* Problem requirements
Each record that follows should be repeated exactly, minus any images.

— Start Entries provided —

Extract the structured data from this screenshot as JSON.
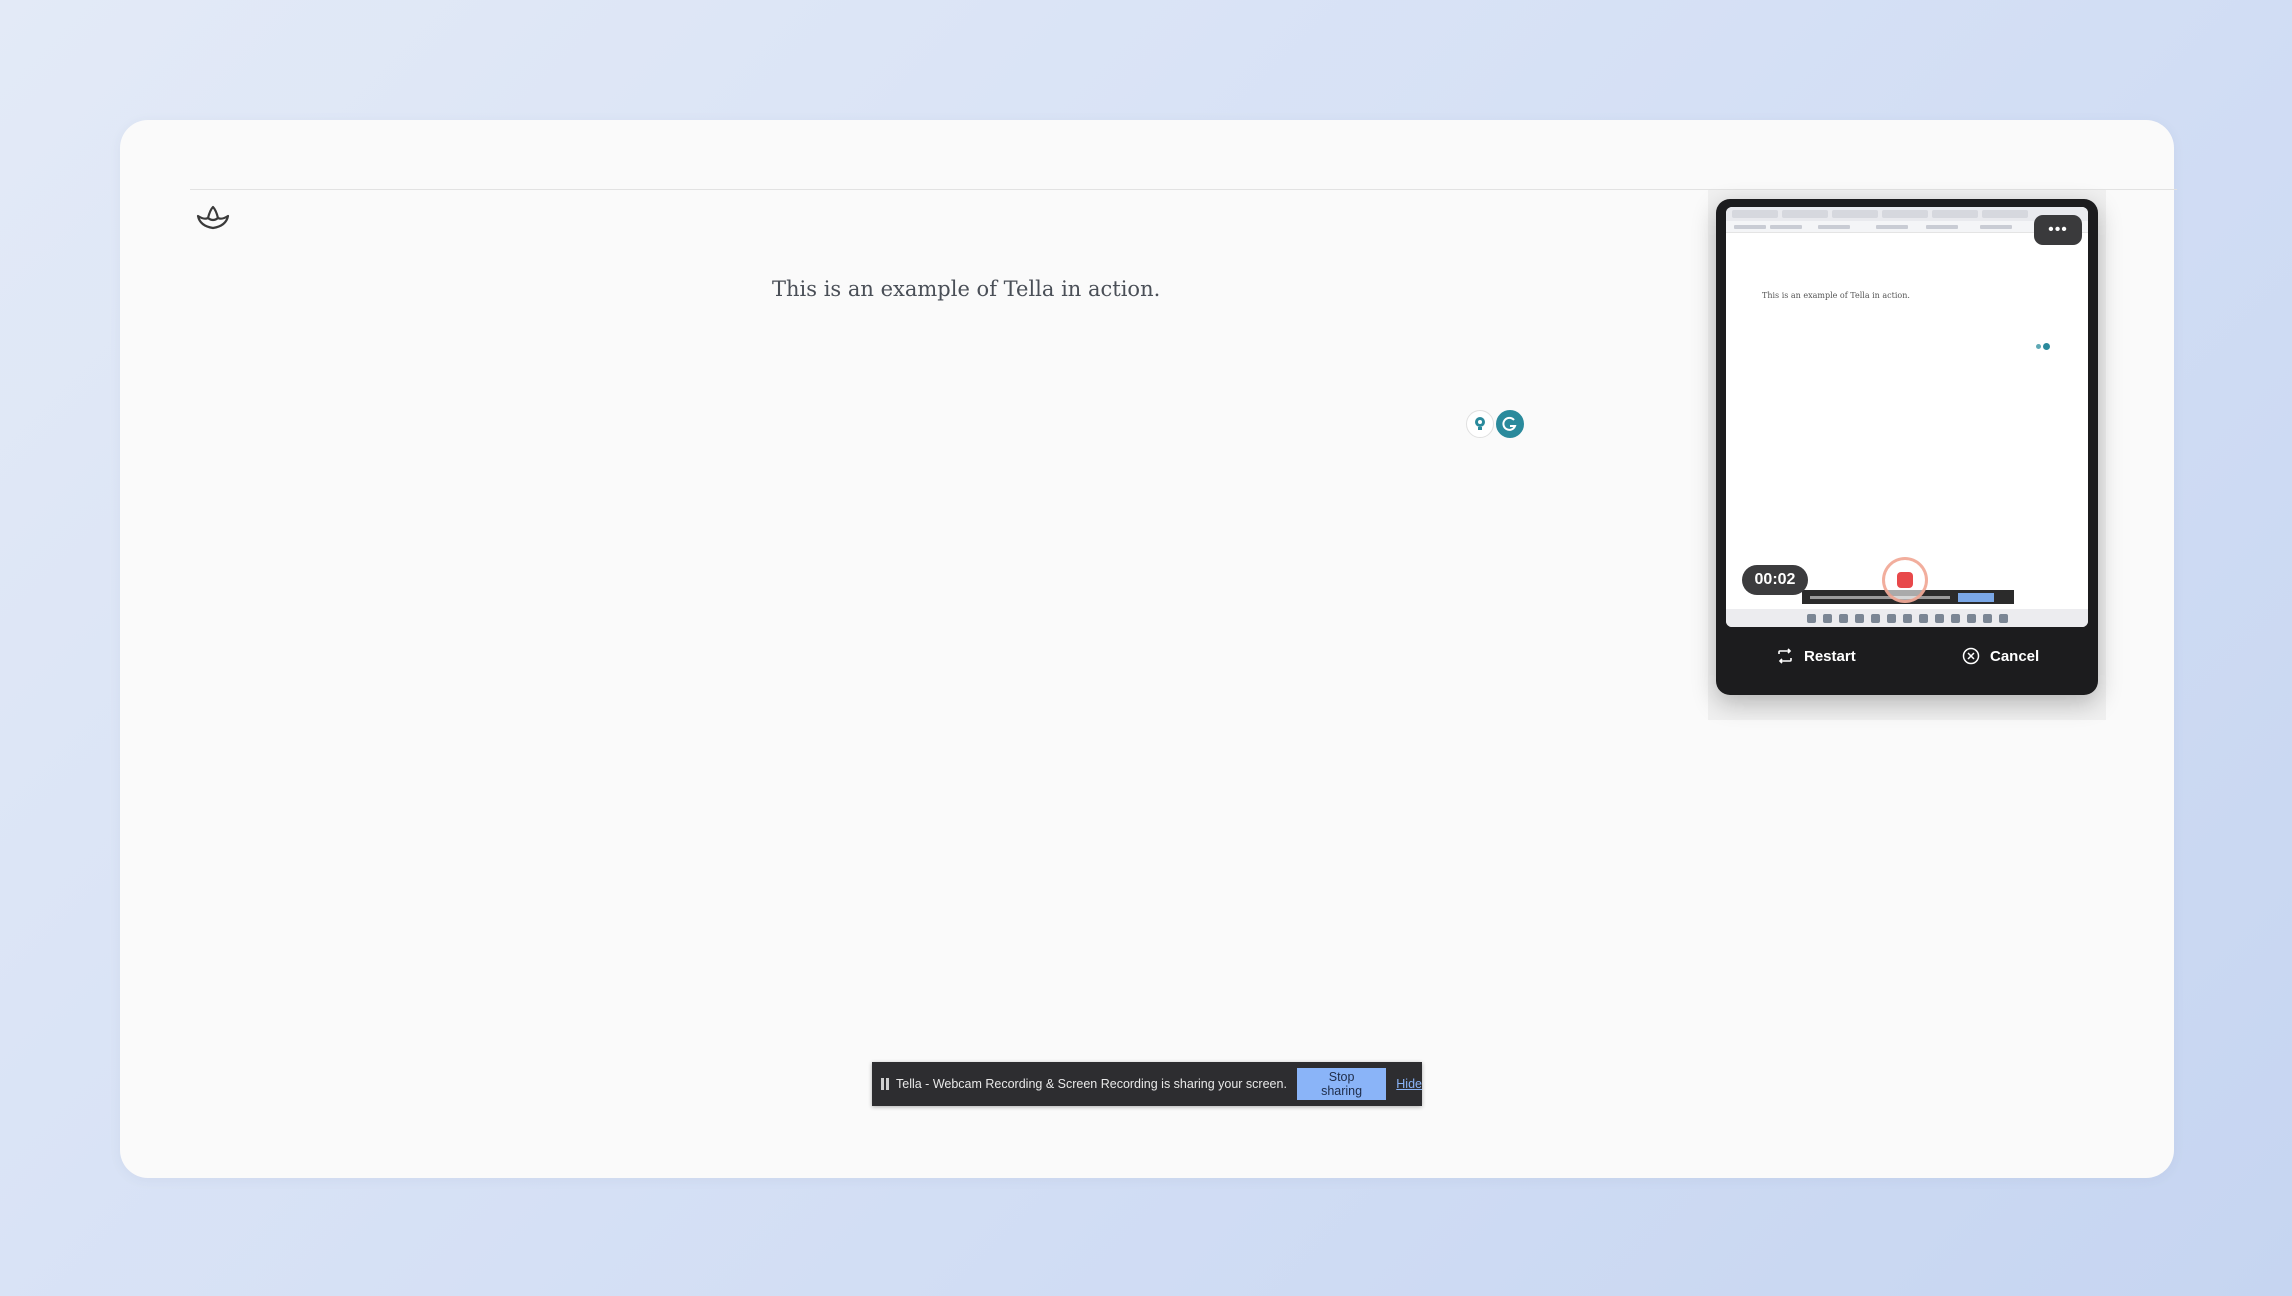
{
  "document": {
    "text": "This is an example of Tella in action."
  },
  "extensions": {
    "icons": [
      "lightbulb-icon",
      "grammarly-icon"
    ]
  },
  "recorder": {
    "timer": "00:02",
    "restart_label": "Restart",
    "cancel_label": "Cancel",
    "menu_label": "•••",
    "preview_text": "This is an example of Tella in action.",
    "record_color": "#e8484a"
  },
  "share_bar": {
    "message": "Tella - Webcam Recording & Screen Recording is sharing your screen.",
    "stop_label": "Stop sharing",
    "hide_label": "Hide",
    "accent": "#8ab4f8"
  }
}
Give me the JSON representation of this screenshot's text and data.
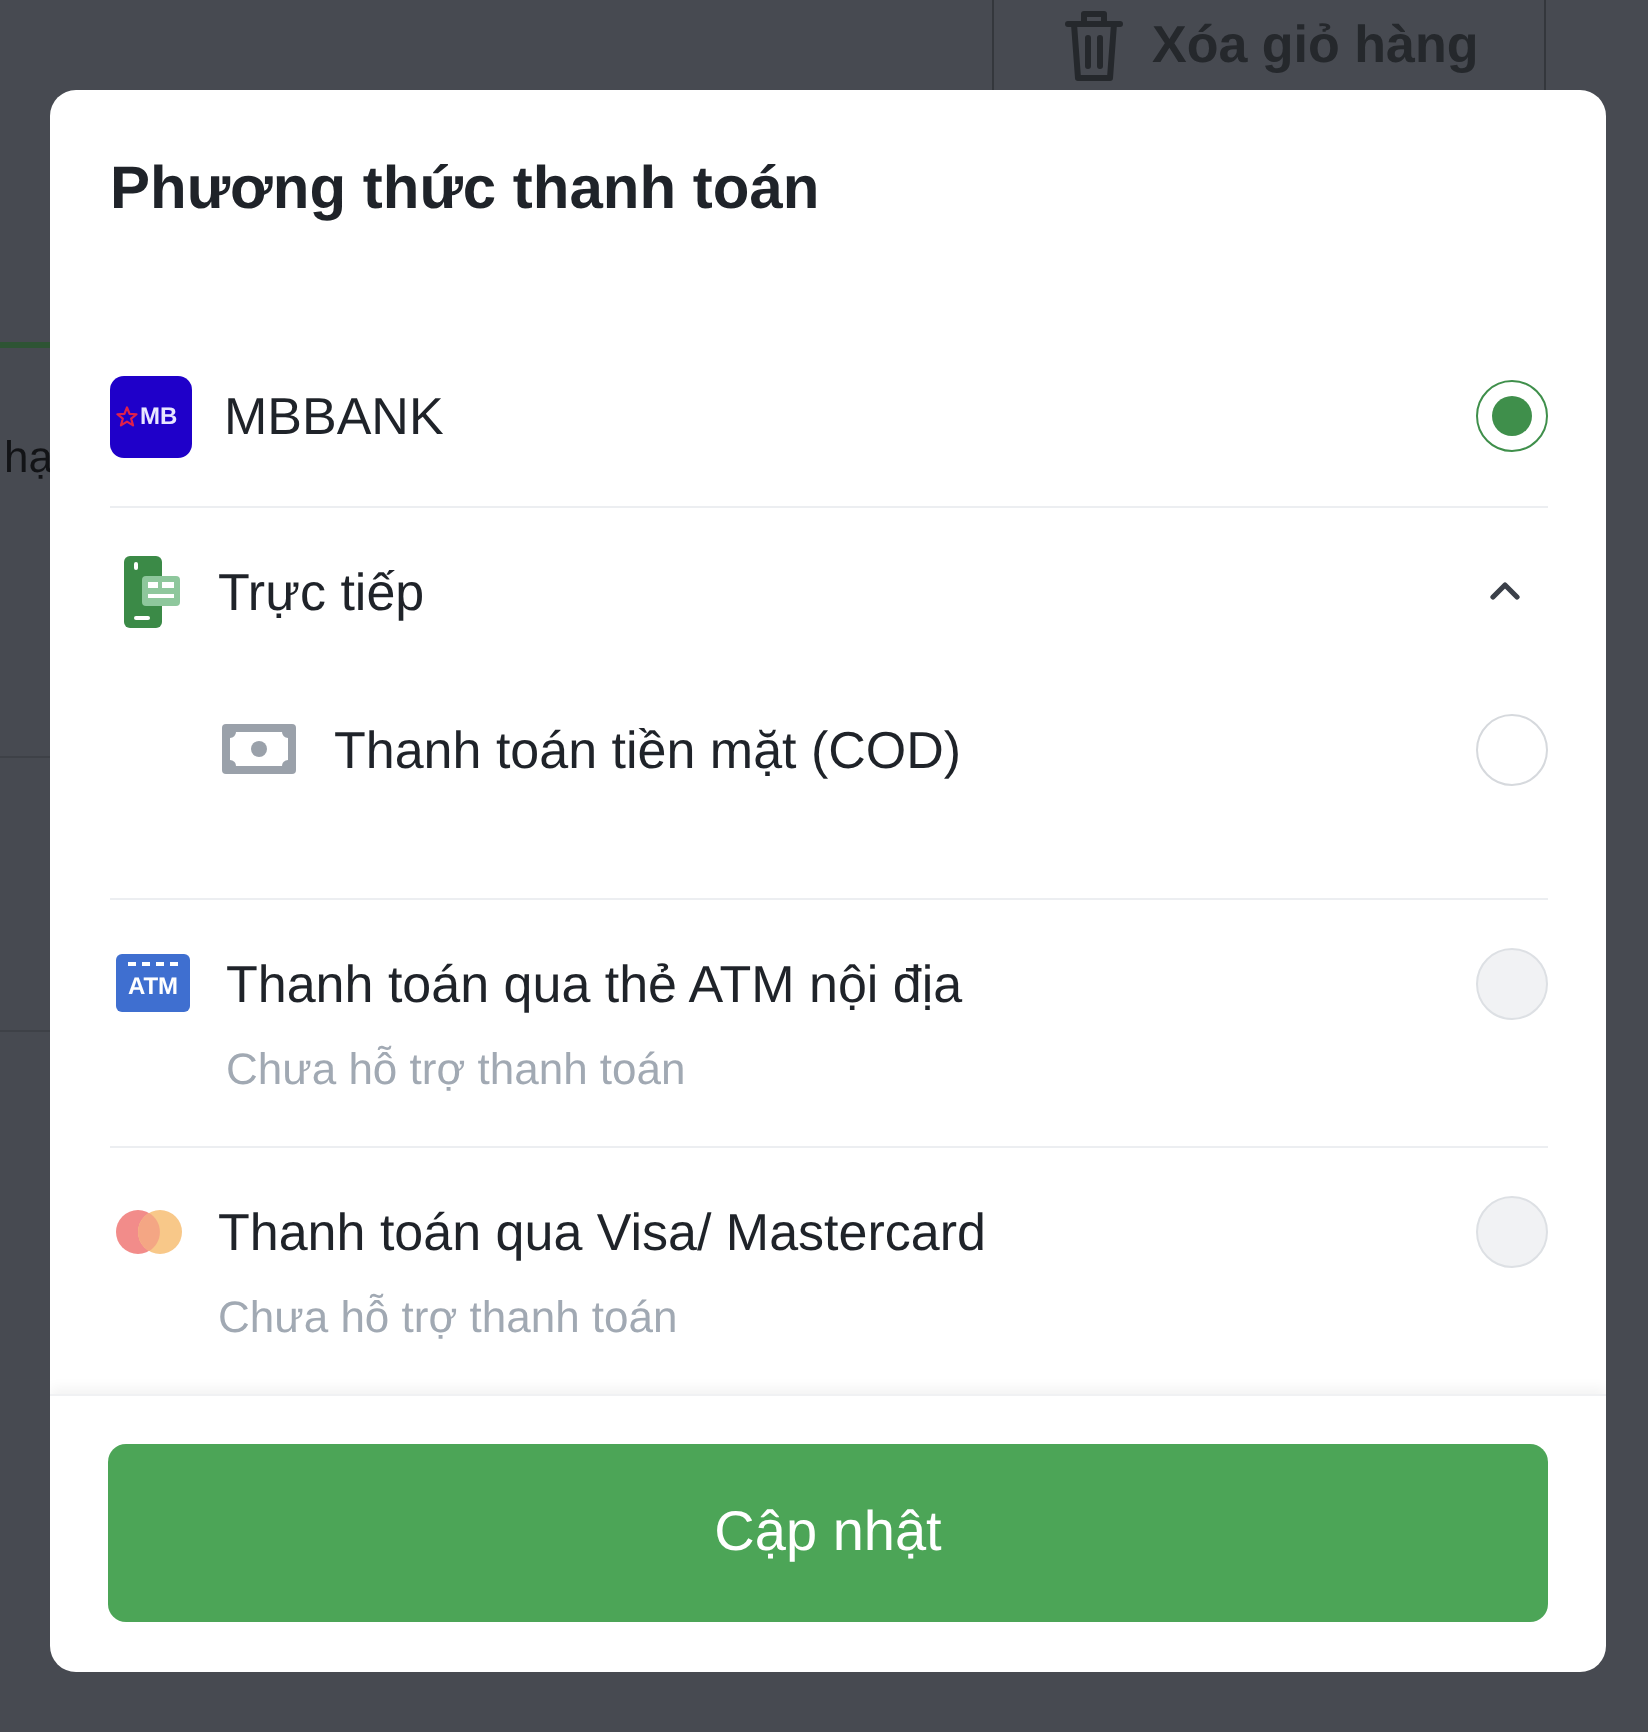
{
  "background": {
    "clear_cart_button": "Xóa giỏ hàng",
    "tab_label": "hạ"
  },
  "dialog": {
    "title": "Phương thức thanh toán",
    "methods": [
      {
        "kind": "bank",
        "icon_text": "MB",
        "label": "MBBANK",
        "selected": true,
        "disabled": false
      },
      {
        "kind": "group",
        "label": "Trực tiếp",
        "expanded": true,
        "children": [
          {
            "kind": "cash",
            "label": "Thanh toán tiền mặt (COD)",
            "selected": false,
            "disabled": false
          }
        ]
      },
      {
        "kind": "atm",
        "icon_text": "ATM",
        "label": "Thanh toán qua thẻ ATM nội địa",
        "note": "Chưa hỗ trợ thanh toán",
        "selected": false,
        "disabled": true
      },
      {
        "kind": "card",
        "label": "Thanh toán qua Visa/ Mastercard",
        "note": "Chưa hỗ trợ thanh toán",
        "selected": false,
        "disabled": true
      }
    ],
    "submit_button": "Cập nhật"
  }
}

— End Entries provided —

* Response to the exercise
Extract the structured data from this screenshot as JSON.
{
  "document": {
    "text": "This is an example of Tella in action."
  },
  "extensions": {
    "icons": [
      "lightbulb-icon",
      "grammarly-icon"
    ]
  },
  "recorder": {
    "timer": "00:02",
    "restart_label": "Restart",
    "cancel_label": "Cancel",
    "menu_label": "•••",
    "preview_text": "This is an example of Tella in action.",
    "record_color": "#e8484a"
  },
  "share_bar": {
    "message": "Tella - Webcam Recording & Screen Recording is sharing your screen.",
    "stop_label": "Stop sharing",
    "hide_label": "Hide",
    "accent": "#8ab4f8"
  }
}
Give me the JSON representation of this screenshot's text and data.
{
  "background": {
    "clear_cart_button": "Xóa giỏ hàng",
    "tab_label": "hạ"
  },
  "dialog": {
    "title": "Phương thức thanh toán",
    "methods": [
      {
        "kind": "bank",
        "icon_text": "MB",
        "label": "MBBANK",
        "selected": true,
        "disabled": false
      },
      {
        "kind": "group",
        "label": "Trực tiếp",
        "expanded": true,
        "children": [
          {
            "kind": "cash",
            "label": "Thanh toán tiền mặt (COD)",
            "selected": false,
            "disabled": false
          }
        ]
      },
      {
        "kind": "atm",
        "icon_text": "ATM",
        "label": "Thanh toán qua thẻ ATM nội địa",
        "note": "Chưa hỗ trợ thanh toán",
        "selected": false,
        "disabled": true
      },
      {
        "kind": "card",
        "label": "Thanh toán qua Visa/ Mastercard",
        "note": "Chưa hỗ trợ thanh toán",
        "selected": false,
        "disabled": true
      }
    ],
    "submit_button": "Cập nhật"
  }
}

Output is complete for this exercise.